>> Start Records to process

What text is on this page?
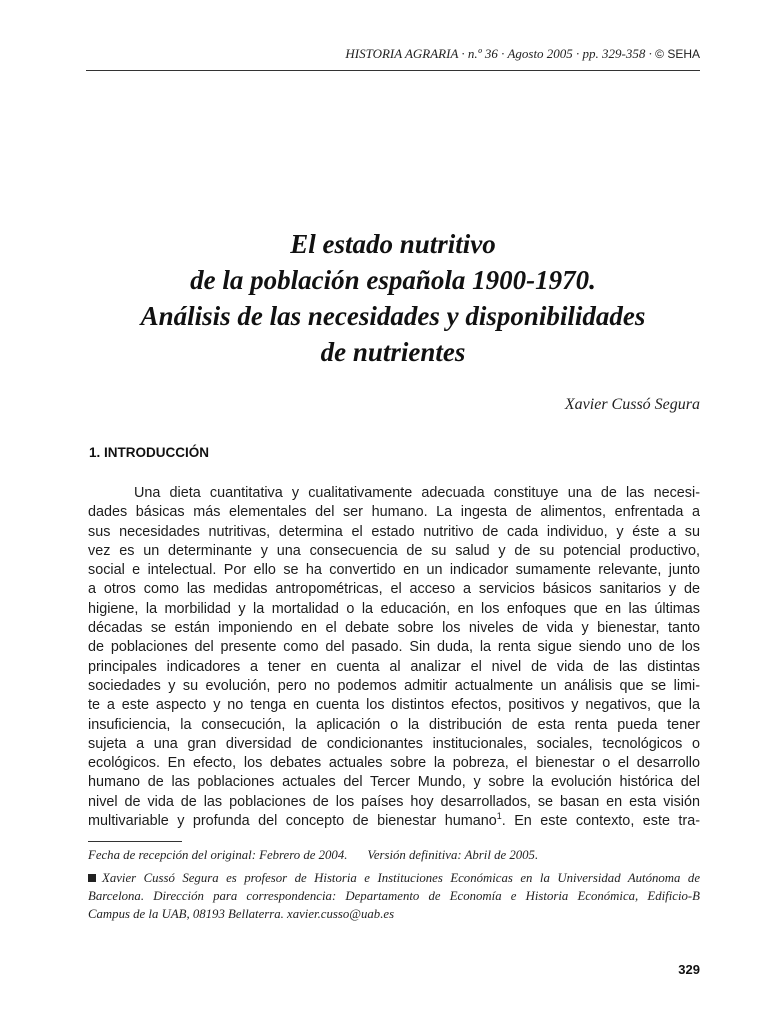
HISTORIA AGRARIA · n.º 36 · Agosto 2005 · pp. 329-358 · © SEHA
El estado nutritivo
de la población española 1900-1970.
Análisis de las necesidades y disponibilidades
de nutrientes
Xavier Cussó Segura
1. INTRODUCCIÓN
Una dieta cuantitativa y cualitativamente adecuada constituye una de las necesi-
dades básicas más elementales del ser humano. La ingesta de alimentos, enfrentada a
sus necesidades nutritivas, determina el estado nutritivo de cada individuo, y éste a su
vez es un determinante y una consecuencia de su salud y de su potencial productivo,
social e intelectual. Por ello se ha convertido en un indicador sumamente relevante, junto
a otros como las medidas antropométricas, el acceso a servicios básicos sanitarios y de
higiene, la morbilidad y la mortalidad o la educación, en los enfoques que en las últimas
décadas se están imponiendo en el debate sobre los niveles de vida y bienestar, tanto
de poblaciones del presente como del pasado. Sin duda, la renta sigue siendo uno de los
principales indicadores a tener en cuenta al analizar el nivel de vida de las distintas
sociedades y su evolución, pero no podemos admitir actualmente un análisis que se limi-
te a este aspecto y no tenga en cuenta los distintos efectos, positivos y negativos, que la
insuficiencia, la consecución, la aplicación o la distribución de esta renta pueda tener
sujeta a una gran diversidad de condicionantes institucionales, sociales, tecnológicos o
ecológicos. En efecto, los debates actuales sobre la pobreza, el bienestar o el desarrollo
humano de las poblaciones actuales del Tercer Mundo, y sobre la evolución histórica del
nivel de vida de las poblaciones de los países hoy desarrollados, se basan en esta visión
multivariable y profunda del concepto de bienestar humano$^1$. En este contexto, este tra-
Fecha de recepción del original: Febrero de 2004. Versión definitiva: Abril de 2005.
Xavier Cussó Segura es profesor de Historia e Instituciones Económicas en la Universidad Autónoma de
Barcelona. Dirección para correspondencia: Departamento de Economía e Historia Económica, Edificio-B
Campus de la UAB, 08193 Bellaterra. xavier.cusso@uab.es
329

>> End Records to process

* Task *
Lines that include the word "sobre" are to be extracted from the data above.

* Task answer *
décadas se están imponiendo en el debate sobre los niveles de vida y bienestar, tanto
ecológicos. En efecto, los debates actuales sobre la pobreza, el bienestar o el desarrollo
humano de las poblaciones actuales del Tercer Mundo, y sobre la evolución histórica del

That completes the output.